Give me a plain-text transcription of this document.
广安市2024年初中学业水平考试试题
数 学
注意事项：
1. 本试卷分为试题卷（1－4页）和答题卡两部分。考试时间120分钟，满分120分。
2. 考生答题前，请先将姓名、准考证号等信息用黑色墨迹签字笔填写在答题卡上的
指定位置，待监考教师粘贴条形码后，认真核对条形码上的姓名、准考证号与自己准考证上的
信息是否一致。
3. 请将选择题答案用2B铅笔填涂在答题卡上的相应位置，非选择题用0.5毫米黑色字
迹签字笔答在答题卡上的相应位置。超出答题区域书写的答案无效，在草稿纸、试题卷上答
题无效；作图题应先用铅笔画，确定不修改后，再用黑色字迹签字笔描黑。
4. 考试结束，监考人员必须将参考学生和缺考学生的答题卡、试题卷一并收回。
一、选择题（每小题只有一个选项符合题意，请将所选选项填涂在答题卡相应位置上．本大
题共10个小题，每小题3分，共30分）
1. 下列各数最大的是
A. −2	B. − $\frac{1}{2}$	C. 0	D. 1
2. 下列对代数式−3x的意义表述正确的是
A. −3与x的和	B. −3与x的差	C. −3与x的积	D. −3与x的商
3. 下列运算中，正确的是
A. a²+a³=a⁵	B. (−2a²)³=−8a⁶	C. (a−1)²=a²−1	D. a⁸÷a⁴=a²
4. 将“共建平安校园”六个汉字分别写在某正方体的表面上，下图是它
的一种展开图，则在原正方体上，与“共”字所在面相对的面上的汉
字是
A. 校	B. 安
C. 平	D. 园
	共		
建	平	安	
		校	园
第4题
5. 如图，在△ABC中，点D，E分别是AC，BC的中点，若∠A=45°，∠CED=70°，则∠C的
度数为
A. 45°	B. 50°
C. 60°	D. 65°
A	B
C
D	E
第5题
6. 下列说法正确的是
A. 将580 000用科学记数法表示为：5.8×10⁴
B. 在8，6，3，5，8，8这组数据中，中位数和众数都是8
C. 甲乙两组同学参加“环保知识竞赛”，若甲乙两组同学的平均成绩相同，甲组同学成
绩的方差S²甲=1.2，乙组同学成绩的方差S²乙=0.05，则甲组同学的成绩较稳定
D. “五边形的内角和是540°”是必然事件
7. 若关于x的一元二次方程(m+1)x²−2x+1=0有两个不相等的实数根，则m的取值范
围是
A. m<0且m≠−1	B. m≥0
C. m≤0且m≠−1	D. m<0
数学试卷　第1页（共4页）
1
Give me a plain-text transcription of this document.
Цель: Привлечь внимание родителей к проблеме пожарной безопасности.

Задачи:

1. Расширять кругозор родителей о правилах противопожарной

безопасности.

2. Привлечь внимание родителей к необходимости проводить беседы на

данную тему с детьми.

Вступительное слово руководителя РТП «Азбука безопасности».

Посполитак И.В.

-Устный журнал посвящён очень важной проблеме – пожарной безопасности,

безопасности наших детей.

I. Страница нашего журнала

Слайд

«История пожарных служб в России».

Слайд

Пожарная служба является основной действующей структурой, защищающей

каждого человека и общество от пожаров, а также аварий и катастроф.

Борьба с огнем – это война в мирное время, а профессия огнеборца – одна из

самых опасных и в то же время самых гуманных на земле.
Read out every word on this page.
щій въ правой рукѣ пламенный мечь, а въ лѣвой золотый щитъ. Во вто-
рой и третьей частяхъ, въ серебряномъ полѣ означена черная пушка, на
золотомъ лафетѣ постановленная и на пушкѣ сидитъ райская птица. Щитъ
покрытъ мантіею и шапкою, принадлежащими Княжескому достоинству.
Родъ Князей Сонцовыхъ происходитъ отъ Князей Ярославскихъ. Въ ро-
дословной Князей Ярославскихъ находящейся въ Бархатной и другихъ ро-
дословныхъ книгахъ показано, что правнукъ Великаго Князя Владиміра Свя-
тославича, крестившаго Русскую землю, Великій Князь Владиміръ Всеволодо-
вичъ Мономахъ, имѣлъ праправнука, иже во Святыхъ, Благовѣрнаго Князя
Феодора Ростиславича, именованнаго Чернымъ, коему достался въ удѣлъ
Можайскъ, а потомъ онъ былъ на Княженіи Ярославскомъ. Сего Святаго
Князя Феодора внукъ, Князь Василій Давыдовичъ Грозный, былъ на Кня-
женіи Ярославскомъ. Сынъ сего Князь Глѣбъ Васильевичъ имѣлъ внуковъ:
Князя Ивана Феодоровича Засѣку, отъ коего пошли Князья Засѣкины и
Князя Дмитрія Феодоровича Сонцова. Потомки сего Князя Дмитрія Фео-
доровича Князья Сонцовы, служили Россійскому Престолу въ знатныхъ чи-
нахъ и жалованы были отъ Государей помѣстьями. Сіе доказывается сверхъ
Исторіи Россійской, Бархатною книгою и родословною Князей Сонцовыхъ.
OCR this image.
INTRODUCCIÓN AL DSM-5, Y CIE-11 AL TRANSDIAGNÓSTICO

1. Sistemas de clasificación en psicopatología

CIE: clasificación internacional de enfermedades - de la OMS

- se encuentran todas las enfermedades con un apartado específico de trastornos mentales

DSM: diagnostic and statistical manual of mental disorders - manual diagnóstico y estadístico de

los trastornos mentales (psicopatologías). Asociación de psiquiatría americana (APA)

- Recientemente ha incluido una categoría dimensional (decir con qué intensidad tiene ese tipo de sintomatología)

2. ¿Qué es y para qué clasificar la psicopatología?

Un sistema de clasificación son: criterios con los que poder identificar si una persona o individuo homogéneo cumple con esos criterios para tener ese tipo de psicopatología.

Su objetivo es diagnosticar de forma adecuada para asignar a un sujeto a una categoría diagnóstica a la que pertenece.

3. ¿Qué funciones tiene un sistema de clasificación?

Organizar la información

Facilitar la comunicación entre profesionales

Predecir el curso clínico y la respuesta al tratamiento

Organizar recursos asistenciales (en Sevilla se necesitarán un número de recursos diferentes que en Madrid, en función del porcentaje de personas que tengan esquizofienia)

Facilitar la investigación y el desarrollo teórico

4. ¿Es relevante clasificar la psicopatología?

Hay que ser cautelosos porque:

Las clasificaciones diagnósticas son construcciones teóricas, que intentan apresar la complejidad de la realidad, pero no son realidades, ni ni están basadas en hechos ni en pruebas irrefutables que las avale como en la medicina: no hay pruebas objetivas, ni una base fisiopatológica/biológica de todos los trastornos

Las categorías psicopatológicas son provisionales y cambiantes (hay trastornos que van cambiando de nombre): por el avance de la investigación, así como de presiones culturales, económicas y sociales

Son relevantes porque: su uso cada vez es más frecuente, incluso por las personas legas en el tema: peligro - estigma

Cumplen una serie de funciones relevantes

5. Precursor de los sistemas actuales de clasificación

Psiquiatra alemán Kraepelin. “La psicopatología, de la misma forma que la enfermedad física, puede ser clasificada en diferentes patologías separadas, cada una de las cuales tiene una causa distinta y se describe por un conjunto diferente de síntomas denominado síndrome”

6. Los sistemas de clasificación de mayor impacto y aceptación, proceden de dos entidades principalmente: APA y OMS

+ + + + +

_Problem to solve:_ Repeat the data precisely, reproducing every entry.

_In response:_
Give me a plain-text transcription of this document.
广安市2024年初中学业水平考试试题
数 学
注意事项：
1. 本试卷分为试题卷（1－4页）和答题卡两部分。考试时间120分钟，满分120分。
2. 考生答题前，请先将姓名、准考证号等信息用黑色墨迹签字笔填写在答题卡上的
指定位置，待监考教师粘贴条形码后，认真核对条形码上的姓名、准考证号与自己准考证上的
信息是否一致。
3. 请将选择题答案用2B铅笔填涂在答题卡上的相应位置，非选择题用0.5毫米黑色字
迹签字笔答在答题卡上的相应位置。超出答题区域书写的答案无效，在草稿纸、试题卷上答
题无效；作图题应先用铅笔画，确定不修改后，再用黑色字迹签字笔描黑。
4. 考试结束，监考人员必须将参考学生和缺考学生的答题卡、试题卷一并收回。
一、选择题（每小题只有一个选项符合题意，请将所选选项填涂在答题卡相应位置上．本大
题共10个小题，每小题3分，共30分）
1. 下列各数最大的是
A. −2	B. − $\frac{1}{2}$	C. 0	D. 1
2. 下列对代数式−3x的意义表述正确的是
A. −3与x的和	B. −3与x的差	C. −3与x的积	D. −3与x的商
3. 下列运算中，正确的是
A. a²+a³=a⁵	B. (−2a²)³=−8a⁶	C. (a−1)²=a²−1	D. a⁸÷a⁴=a²
4. 将“共建平安校园”六个汉字分别写在某正方体的表面上，下图是它
的一种展开图，则在原正方体上，与“共”字所在面相对的面上的汉
字是
A. 校	B. 安
C. 平	D. 园
	共		
建	平	安	
		校	园
第4题
5. 如图，在△ABC中，点D，E分别是AC，BC的中点，若∠A=45°，∠CED=70°，则∠C的
度数为
A. 45°	B. 50°
C. 60°	D. 65°
A	B
C
D	E
第5题
6. 下列说法正确的是
A. 将580 000用科学记数法表示为：5.8×10⁴
B. 在8，6，3，5，8，8这组数据中，中位数和众数都是8
C. 甲乙两组同学参加“环保知识竞赛”，若甲乙两组同学的平均成绩相同，甲组同学成
绩的方差S²甲=1.2，乙组同学成绩的方差S²乙=0.05，则甲组同学的成绩较稳定
D. “五边形的内角和是540°”是必然事件
7. 若关于x的一元二次方程(m+1)x²−2x+1=0有两个不相等的实数根，则m的取值范
围是
A. m<0且m≠−1	B. m≥0
C. m≤0且m≠−1	D. m<0
数学试卷　第1页（共4页）
1
Give me a plain-text transcription of this document.
Цель: Привлечь внимание родителей к проблеме пожарной безопасности.

Задачи:

1. Расширять кругозор родителей о правилах противопожарной

безопасности.

2. Привлечь внимание родителей к необходимости проводить беседы на

данную тему с детьми.

Вступительное слово руководителя РТП «Азбука безопасности».

Посполитак И.В.

-Устный журнал посвящён очень важной проблеме – пожарной безопасности,

безопасности наших детей.

I. Страница нашего журнала

Слайд

«История пожарных служб в России».

Слайд

Пожарная служба является основной действующей структурой, защищающей

каждого человека и общество от пожаров, а также аварий и катастроф.

Борьба с огнем – это война в мирное время, а профессия огнеборца – одна из

самых опасных и в то же время самых гуманных на земле.
Read out every word on this page.
щій въ правой рукѣ пламенный мечь, а въ лѣвой золотый щитъ. Во вто-
рой и третьей частяхъ, въ серебряномъ полѣ означена черная пушка, на
золотомъ лафетѣ постановленная и на пушкѣ сидитъ райская птица. Щитъ
покрытъ мантіею и шапкою, принадлежащими Княжескому достоинству.
Родъ Князей Сонцовыхъ происходитъ отъ Князей Ярославскихъ. Въ ро-
дословной Князей Ярославскихъ находящейся въ Бархатной и другихъ ро-
дословныхъ книгахъ показано, что правнукъ Великаго Князя Владиміра Свя-
тославича, крестившаго Русскую землю, Великій Князь Владиміръ Всеволодо-
вичъ Мономахъ, имѣлъ праправнука, иже во Святыхъ, Благовѣрнаго Князя
Феодора Ростиславича, именованнаго Чернымъ, коему достался въ удѣлъ
Можайскъ, а потомъ онъ былъ на Княженіи Ярославскомъ. Сего Святаго
Князя Феодора внукъ, Князь Василій Давыдовичъ Грозный, былъ на Кня-
женіи Ярославскомъ. Сынъ сего Князь Глѣбъ Васильевичъ имѣлъ внуковъ:
Князя Ивана Феодоровича Засѣку, отъ коего пошли Князья Засѣкины и
Князя Дмитрія Феодоровича Сонцова. Потомки сего Князя Дмитрія Фео-
доровича Князья Сонцовы, служили Россійскому Престолу въ знатныхъ чи-
нахъ и жалованы были отъ Государей помѣстьями. Сіе доказывается сверхъ
Исторіи Россійской, Бархатною книгою и родословною Князей Сонцовыхъ.
OCR this image.
INTRODUCCIÓN AL DSM-5, Y CIE-11 AL TRANSDIAGNÓSTICO

1. Sistemas de clasificación en psicopatología

CIE: clasificación internacional de enfermedades - de la OMS

- se encuentran todas las enfermedades con un apartado específico de trastornos mentales

DSM: diagnostic and statistical manual of mental disorders - manual diagnóstico y estadístico de

los trastornos mentales (psicopatologías). Asociación de psiquiatría americana (APA)

- Recientemente ha incluido una categoría dimensional (decir con qué intensidad tiene ese tipo de sintomatología)

2. ¿Qué es y para qué clasificar la psicopatología?

Un sistema de clasificación son: criterios con los que poder identificar si una persona o individuo homogéneo cumple con esos criterios para tener ese tipo de psicopatología.

Su objetivo es diagnosticar de forma adecuada para asignar a un sujeto a una categoría diagnóstica a la que pertenece.

3. ¿Qué funciones tiene un sistema de clasificación?

Organizar la información

Facilitar la comunicación entre profesionales

Predecir el curso clínico y la respuesta al tratamiento

Organizar recursos asistenciales (en Sevilla se necesitarán un número de recursos diferentes que en Madrid, en función del porcentaje de personas que tengan esquizofienia)

Facilitar la investigación y el desarrollo teórico

4. ¿Es relevante clasificar la psicopatología?

Hay que ser cautelosos porque:

Las clasificaciones diagnósticas son construcciones teóricas, que intentan apresar la complejidad de la realidad, pero no son realidades, ni ni están basadas en hechos ni en pruebas irrefutables que las avale como en la medicina: no hay pruebas objetivas, ni una base fisiopatológica/biológica de todos los trastornos

Las categorías psicopatológicas son provisionales y cambiantes (hay trastornos que van cambiando de nombre): por el avance de la investigación, así como de presiones culturales, económicas y sociales

Son relevantes porque: su uso cada vez es más frecuente, incluso por las personas legas en el tema: peligro - estigma

Cumplen una serie de funciones relevantes

5. Precursor de los sistemas actuales de clasificación

Psiquiatra alemán Kraepelin. “La psicopatología, de la misma forma que la enfermedad física, puede ser clasificada en diferentes patologías separadas, cada una de las cuales tiene una causa distinta y se describe por un conjunto diferente de síntomas denominado síndrome”

6. Los sistemas de clasificación de mayor impacto y aceptación, proceden de dos entidades principalmente: APA y OMS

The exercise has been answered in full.